Dataset listings of figures
══════════════════════════════

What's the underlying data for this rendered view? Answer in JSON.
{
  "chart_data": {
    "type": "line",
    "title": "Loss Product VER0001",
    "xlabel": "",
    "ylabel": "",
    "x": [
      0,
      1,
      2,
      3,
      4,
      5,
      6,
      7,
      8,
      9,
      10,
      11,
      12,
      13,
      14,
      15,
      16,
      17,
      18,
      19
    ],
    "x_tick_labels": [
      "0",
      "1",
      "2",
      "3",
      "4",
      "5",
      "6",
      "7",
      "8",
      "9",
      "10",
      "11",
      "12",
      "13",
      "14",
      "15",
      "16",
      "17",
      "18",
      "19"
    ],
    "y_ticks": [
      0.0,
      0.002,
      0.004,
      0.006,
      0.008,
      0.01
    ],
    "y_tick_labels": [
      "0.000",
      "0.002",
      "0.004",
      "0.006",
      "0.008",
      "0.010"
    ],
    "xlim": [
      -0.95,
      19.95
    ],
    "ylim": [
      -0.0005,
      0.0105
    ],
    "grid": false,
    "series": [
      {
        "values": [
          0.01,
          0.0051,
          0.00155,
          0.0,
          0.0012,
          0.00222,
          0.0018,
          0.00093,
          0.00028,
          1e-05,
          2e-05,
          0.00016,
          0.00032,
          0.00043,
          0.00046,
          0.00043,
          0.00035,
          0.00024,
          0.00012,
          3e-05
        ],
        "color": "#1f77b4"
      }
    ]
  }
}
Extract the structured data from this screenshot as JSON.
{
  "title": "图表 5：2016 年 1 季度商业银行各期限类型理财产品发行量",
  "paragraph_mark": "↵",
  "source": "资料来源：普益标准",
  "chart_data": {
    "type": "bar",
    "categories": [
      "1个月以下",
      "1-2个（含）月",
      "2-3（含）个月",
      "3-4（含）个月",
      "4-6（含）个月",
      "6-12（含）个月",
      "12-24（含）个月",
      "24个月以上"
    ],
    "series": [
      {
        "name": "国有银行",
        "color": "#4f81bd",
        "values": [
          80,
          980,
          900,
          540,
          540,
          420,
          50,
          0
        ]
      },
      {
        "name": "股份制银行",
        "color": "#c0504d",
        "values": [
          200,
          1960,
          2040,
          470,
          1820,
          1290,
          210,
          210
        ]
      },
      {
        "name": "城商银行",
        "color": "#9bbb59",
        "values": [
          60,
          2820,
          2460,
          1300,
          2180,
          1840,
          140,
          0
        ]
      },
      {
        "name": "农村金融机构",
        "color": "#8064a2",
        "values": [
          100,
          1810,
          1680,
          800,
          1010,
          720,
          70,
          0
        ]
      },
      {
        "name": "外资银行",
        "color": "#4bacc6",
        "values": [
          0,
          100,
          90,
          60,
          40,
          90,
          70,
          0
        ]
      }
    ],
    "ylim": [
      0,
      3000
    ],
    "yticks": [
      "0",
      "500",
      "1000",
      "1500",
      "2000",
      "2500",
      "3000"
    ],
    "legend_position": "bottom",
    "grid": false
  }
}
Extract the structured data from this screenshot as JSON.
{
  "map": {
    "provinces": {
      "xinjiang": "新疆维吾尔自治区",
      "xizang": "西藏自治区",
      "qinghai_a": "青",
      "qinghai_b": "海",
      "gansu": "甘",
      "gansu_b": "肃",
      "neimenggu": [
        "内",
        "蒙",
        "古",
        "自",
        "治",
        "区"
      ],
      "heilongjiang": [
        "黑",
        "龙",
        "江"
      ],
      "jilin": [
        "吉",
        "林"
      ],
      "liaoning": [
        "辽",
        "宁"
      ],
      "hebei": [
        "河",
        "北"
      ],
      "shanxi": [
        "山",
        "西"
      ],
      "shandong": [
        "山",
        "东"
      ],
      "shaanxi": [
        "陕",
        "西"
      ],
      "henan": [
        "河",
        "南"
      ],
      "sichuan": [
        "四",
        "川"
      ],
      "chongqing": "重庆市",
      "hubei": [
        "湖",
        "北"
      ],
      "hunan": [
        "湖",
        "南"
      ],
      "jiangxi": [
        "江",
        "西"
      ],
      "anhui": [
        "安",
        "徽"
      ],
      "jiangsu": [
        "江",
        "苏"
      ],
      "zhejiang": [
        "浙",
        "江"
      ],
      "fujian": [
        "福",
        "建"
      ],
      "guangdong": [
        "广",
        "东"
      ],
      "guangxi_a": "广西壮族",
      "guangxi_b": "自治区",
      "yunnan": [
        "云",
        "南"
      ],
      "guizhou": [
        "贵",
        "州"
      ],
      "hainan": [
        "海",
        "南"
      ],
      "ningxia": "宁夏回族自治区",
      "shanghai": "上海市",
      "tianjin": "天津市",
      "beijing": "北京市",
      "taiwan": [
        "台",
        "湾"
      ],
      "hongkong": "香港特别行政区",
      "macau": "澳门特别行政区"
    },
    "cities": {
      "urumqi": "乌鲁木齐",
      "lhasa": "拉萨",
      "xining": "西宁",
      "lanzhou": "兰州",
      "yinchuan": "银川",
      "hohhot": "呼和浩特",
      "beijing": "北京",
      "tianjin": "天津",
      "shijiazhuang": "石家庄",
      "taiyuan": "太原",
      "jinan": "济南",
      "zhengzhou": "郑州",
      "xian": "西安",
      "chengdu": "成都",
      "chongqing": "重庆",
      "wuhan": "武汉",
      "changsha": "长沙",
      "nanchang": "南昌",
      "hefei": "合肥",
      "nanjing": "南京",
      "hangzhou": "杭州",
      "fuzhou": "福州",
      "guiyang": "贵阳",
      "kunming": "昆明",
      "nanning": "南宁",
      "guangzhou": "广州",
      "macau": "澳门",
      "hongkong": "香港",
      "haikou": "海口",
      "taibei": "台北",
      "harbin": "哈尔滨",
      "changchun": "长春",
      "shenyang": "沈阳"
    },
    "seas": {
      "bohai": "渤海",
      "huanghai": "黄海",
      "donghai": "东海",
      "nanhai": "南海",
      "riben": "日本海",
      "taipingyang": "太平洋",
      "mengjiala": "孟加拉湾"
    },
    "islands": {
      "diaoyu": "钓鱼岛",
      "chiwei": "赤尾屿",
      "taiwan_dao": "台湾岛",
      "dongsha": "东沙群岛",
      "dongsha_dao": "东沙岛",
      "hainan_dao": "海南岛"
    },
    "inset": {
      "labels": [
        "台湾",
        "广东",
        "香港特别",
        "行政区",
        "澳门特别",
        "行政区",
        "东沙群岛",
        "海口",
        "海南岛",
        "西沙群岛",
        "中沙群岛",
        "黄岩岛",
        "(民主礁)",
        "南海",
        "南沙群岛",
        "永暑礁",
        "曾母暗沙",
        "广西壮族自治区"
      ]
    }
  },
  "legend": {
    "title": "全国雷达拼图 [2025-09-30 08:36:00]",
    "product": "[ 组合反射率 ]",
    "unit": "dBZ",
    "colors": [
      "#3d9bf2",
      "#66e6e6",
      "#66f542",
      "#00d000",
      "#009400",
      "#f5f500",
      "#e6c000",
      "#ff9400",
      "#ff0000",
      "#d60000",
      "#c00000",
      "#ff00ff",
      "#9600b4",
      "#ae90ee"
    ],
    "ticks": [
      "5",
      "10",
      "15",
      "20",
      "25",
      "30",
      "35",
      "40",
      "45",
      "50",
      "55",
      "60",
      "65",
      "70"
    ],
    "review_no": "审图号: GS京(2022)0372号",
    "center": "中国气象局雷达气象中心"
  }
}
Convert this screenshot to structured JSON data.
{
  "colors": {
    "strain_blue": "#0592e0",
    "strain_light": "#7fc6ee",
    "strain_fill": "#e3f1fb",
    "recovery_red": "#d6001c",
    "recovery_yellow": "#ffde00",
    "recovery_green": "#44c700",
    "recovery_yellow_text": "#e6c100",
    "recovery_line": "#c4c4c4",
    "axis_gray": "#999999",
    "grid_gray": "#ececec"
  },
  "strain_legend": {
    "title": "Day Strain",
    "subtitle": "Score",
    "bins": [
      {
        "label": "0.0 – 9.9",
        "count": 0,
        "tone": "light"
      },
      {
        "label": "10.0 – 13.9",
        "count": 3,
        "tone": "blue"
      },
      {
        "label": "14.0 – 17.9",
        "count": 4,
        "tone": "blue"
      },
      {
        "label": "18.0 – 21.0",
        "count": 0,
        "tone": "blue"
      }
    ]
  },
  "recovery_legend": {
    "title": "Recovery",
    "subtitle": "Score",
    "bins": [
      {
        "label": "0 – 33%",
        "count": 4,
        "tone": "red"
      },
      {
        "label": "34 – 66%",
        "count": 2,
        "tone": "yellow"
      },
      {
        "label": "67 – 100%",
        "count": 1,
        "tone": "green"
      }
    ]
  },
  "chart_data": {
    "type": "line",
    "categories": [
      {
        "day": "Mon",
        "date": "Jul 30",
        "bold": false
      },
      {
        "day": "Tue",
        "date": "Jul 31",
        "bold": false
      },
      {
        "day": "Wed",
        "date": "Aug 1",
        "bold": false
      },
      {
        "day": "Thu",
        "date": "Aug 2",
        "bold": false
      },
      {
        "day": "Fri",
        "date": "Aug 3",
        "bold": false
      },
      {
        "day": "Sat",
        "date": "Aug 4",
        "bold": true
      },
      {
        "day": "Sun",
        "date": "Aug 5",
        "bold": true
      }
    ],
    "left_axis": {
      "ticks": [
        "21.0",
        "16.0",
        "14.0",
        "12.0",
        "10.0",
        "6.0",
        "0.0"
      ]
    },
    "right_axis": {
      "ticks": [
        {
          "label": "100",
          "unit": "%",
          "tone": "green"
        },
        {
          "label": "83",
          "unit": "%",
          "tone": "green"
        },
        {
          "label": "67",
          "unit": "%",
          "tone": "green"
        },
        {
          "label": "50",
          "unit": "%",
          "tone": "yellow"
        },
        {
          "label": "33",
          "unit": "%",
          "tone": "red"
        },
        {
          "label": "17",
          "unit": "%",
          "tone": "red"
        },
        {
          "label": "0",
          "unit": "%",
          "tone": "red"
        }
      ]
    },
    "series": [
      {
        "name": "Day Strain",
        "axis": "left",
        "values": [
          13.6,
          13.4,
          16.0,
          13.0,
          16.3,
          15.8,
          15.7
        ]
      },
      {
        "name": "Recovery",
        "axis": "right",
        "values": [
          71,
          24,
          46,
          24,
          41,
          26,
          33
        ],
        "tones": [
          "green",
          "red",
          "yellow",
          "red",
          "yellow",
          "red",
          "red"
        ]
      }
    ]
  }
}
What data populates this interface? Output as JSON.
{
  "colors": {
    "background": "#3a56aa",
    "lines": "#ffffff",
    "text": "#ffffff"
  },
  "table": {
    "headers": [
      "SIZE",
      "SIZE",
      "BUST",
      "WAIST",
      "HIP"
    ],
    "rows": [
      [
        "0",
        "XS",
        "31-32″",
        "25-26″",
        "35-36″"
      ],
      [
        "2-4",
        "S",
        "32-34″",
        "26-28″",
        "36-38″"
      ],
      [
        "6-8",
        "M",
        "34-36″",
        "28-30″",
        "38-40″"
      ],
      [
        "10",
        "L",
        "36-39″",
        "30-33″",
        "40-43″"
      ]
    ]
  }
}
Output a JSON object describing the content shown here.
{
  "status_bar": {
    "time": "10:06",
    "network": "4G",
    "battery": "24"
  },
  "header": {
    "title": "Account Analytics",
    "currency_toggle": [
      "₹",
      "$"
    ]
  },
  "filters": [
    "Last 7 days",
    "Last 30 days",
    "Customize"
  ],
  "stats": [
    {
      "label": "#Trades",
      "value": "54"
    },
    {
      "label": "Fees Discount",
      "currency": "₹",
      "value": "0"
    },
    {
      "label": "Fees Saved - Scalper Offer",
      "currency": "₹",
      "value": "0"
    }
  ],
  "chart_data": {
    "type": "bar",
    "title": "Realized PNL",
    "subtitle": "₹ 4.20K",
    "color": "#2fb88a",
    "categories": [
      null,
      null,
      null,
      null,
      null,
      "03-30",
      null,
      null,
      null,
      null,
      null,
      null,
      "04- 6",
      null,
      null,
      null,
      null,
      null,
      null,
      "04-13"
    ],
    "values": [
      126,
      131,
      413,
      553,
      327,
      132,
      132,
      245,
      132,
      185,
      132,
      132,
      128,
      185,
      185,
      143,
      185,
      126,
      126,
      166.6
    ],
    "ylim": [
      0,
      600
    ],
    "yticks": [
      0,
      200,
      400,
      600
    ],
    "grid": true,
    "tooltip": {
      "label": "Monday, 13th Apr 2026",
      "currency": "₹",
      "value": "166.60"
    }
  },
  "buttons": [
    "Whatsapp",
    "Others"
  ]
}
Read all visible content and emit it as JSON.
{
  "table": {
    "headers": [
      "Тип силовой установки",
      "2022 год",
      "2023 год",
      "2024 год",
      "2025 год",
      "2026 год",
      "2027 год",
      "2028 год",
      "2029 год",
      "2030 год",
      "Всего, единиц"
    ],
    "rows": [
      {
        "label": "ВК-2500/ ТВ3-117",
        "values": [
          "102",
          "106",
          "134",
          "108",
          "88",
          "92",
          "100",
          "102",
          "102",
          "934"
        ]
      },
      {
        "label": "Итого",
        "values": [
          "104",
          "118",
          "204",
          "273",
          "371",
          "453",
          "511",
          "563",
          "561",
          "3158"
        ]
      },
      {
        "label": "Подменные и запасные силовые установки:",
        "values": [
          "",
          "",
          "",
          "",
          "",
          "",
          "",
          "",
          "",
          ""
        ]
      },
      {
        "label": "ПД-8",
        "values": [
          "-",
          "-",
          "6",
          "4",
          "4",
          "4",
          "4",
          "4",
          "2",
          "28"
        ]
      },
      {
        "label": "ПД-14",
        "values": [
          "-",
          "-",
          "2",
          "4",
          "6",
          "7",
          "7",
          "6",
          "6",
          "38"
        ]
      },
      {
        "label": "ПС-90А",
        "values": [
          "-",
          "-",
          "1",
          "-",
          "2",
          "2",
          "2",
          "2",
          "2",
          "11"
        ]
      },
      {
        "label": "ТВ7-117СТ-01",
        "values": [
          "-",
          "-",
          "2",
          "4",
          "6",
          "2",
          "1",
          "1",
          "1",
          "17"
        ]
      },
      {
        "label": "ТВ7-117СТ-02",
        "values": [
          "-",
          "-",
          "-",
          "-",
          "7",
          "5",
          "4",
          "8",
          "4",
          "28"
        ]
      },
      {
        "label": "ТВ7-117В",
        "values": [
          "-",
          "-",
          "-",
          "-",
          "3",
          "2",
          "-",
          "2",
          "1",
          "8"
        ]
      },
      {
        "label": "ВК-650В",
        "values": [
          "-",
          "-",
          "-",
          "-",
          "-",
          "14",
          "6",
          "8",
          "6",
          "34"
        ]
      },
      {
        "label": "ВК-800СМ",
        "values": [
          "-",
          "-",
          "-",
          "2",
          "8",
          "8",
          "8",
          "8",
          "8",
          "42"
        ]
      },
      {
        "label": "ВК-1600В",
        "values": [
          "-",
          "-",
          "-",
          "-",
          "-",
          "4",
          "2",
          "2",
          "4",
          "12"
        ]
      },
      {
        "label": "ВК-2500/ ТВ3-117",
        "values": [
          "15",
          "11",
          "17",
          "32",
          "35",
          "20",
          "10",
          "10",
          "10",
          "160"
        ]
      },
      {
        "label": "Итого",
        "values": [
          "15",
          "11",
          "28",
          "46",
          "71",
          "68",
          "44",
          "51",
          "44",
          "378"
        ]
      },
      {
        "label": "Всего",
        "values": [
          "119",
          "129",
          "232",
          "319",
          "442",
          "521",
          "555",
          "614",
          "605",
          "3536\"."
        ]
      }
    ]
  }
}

══════════════════════════════

Working from the listing above, pick out every line that has "JSON" and copy it.

§ **The output**:
What's the underlying data for this rendered view? Answer in JSON.
Extract the structured data from this screenshot as JSON.
Extract the structured data from this screenshot as JSON.
Convert this screenshot to structured JSON data.
What data populates this interface? Output as JSON.
Output a JSON object describing the content shown here.
Read all visible content and emit it as JSON.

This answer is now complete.